— Begin —

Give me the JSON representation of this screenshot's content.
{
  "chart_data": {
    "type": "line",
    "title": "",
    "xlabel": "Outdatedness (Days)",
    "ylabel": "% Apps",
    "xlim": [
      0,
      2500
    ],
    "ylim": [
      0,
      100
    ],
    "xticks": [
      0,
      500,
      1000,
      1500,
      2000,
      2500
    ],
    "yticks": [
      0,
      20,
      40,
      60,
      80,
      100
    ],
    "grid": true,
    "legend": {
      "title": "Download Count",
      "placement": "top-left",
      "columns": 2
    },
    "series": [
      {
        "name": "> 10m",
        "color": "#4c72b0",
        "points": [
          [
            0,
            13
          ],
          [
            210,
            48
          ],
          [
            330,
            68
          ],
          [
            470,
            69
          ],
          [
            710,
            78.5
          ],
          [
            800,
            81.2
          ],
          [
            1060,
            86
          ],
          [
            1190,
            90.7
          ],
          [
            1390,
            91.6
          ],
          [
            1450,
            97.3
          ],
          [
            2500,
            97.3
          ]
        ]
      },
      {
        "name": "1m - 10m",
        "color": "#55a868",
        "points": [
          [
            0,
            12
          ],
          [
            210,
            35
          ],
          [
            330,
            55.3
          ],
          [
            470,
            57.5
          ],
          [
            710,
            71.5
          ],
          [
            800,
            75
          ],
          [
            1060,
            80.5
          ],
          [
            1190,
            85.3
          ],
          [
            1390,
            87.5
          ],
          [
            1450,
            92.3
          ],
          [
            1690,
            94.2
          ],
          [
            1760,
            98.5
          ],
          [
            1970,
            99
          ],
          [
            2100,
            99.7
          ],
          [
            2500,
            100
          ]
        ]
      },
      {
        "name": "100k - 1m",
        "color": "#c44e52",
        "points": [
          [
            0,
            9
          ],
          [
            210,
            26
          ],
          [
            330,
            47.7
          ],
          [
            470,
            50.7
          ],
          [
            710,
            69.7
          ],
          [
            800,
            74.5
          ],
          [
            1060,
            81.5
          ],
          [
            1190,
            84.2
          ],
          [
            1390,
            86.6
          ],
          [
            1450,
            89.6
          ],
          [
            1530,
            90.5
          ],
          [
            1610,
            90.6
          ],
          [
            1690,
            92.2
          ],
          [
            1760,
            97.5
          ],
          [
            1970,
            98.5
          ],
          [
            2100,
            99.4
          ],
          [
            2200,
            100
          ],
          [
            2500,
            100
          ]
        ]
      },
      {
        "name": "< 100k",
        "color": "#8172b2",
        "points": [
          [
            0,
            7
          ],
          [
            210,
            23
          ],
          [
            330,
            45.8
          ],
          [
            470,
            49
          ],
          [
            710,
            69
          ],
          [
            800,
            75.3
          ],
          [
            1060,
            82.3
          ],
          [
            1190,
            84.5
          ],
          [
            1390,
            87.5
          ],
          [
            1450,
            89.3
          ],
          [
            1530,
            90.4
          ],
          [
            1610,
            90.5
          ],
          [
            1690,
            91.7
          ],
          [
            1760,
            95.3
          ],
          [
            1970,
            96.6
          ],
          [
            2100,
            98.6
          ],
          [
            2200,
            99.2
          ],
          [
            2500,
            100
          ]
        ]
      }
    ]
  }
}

— End —

Problem requirements:
Reproduce the whole listing word for word.

Correct response:
Give me the JSON representation of this screenshot's content.
{
  "chart_data": {
    "type": "line",
    "title": "",
    "xlabel": "Outdatedness (Days)",
    "ylabel": "% Apps",
    "xlim": [
      0,
      2500
    ],
    "ylim": [
      0,
      100
    ],
    "xticks": [
      0,
      500,
      1000,
      1500,
      2000,
      2500
    ],
    "yticks": [
      0,
      20,
      40,
      60,
      80,
      100
    ],
    "grid": true,
    "legend": {
      "title": "Download Count",
      "placement": "top-left",
      "columns": 2
    },
    "series": [
      {
        "name": "> 10m",
        "color": "#4c72b0",
        "points": [
          [
            0,
            13
          ],
          [
            210,
            48
          ],
          [
            330,
            68
          ],
          [
            470,
            69
          ],
          [
            710,
            78.5
          ],
          [
            800,
            81.2
          ],
          [
            1060,
            86
          ],
          [
            1190,
            90.7
          ],
          [
            1390,
            91.6
          ],
          [
            1450,
            97.3
          ],
          [
            2500,
            97.3
          ]
        ]
      },
      {
        "name": "1m - 10m",
        "color": "#55a868",
        "points": [
          [
            0,
            12
          ],
          [
            210,
            35
          ],
          [
            330,
            55.3
          ],
          [
            470,
            57.5
          ],
          [
            710,
            71.5
          ],
          [
            800,
            75
          ],
          [
            1060,
            80.5
          ],
          [
            1190,
            85.3
          ],
          [
            1390,
            87.5
          ],
          [
            1450,
            92.3
          ],
          [
            1690,
            94.2
          ],
          [
            1760,
            98.5
          ],
          [
            1970,
            99
          ],
          [
            2100,
            99.7
          ],
          [
            2500,
            100
          ]
        ]
      },
      {
        "name": "100k - 1m",
        "color": "#c44e52",
        "points": [
          [
            0,
            9
          ],
          [
            210,
            26
          ],
          [
            330,
            47.7
          ],
          [
            470,
            50.7
          ],
          [
            710,
            69.7
          ],
          [
            800,
            74.5
          ],
          [
            1060,
            81.5
          ],
          [
            1190,
            84.2
          ],
          [
            1390,
            86.6
          ],
          [
            1450,
            89.6
          ],
          [
            1530,
            90.5
          ],
          [
            1610,
            90.6
          ],
          [
            1690,
            92.2
          ],
          [
            1760,
            97.5
          ],
          [
            1970,
            98.5
          ],
          [
            2100,
            99.4
          ],
          [
            2200,
            100
          ],
          [
            2500,
            100
          ]
        ]
      },
      {
        "name": "< 100k",
        "color": "#8172b2",
        "points": [
          [
            0,
            7
          ],
          [
            210,
            23
          ],
          [
            330,
            45.8
          ],
          [
            470,
            49
          ],
          [
            710,
            69
          ],
          [
            800,
            75.3
          ],
          [
            1060,
            82.3
          ],
          [
            1190,
            84.5
          ],
          [
            1390,
            87.5
          ],
          [
            1450,
            89.3
          ],
          [
            1530,
            90.4
          ],
          [
            1610,
            90.5
          ],
          [
            1690,
            91.7
          ],
          [
            1760,
            95.3
          ],
          [
            1970,
            96.6
          ],
          [
            2100,
            98.6
          ],
          [
            2200,
            99.2
          ],
          [
            2500,
            100
          ]
        ]
      }
    ]
  }
}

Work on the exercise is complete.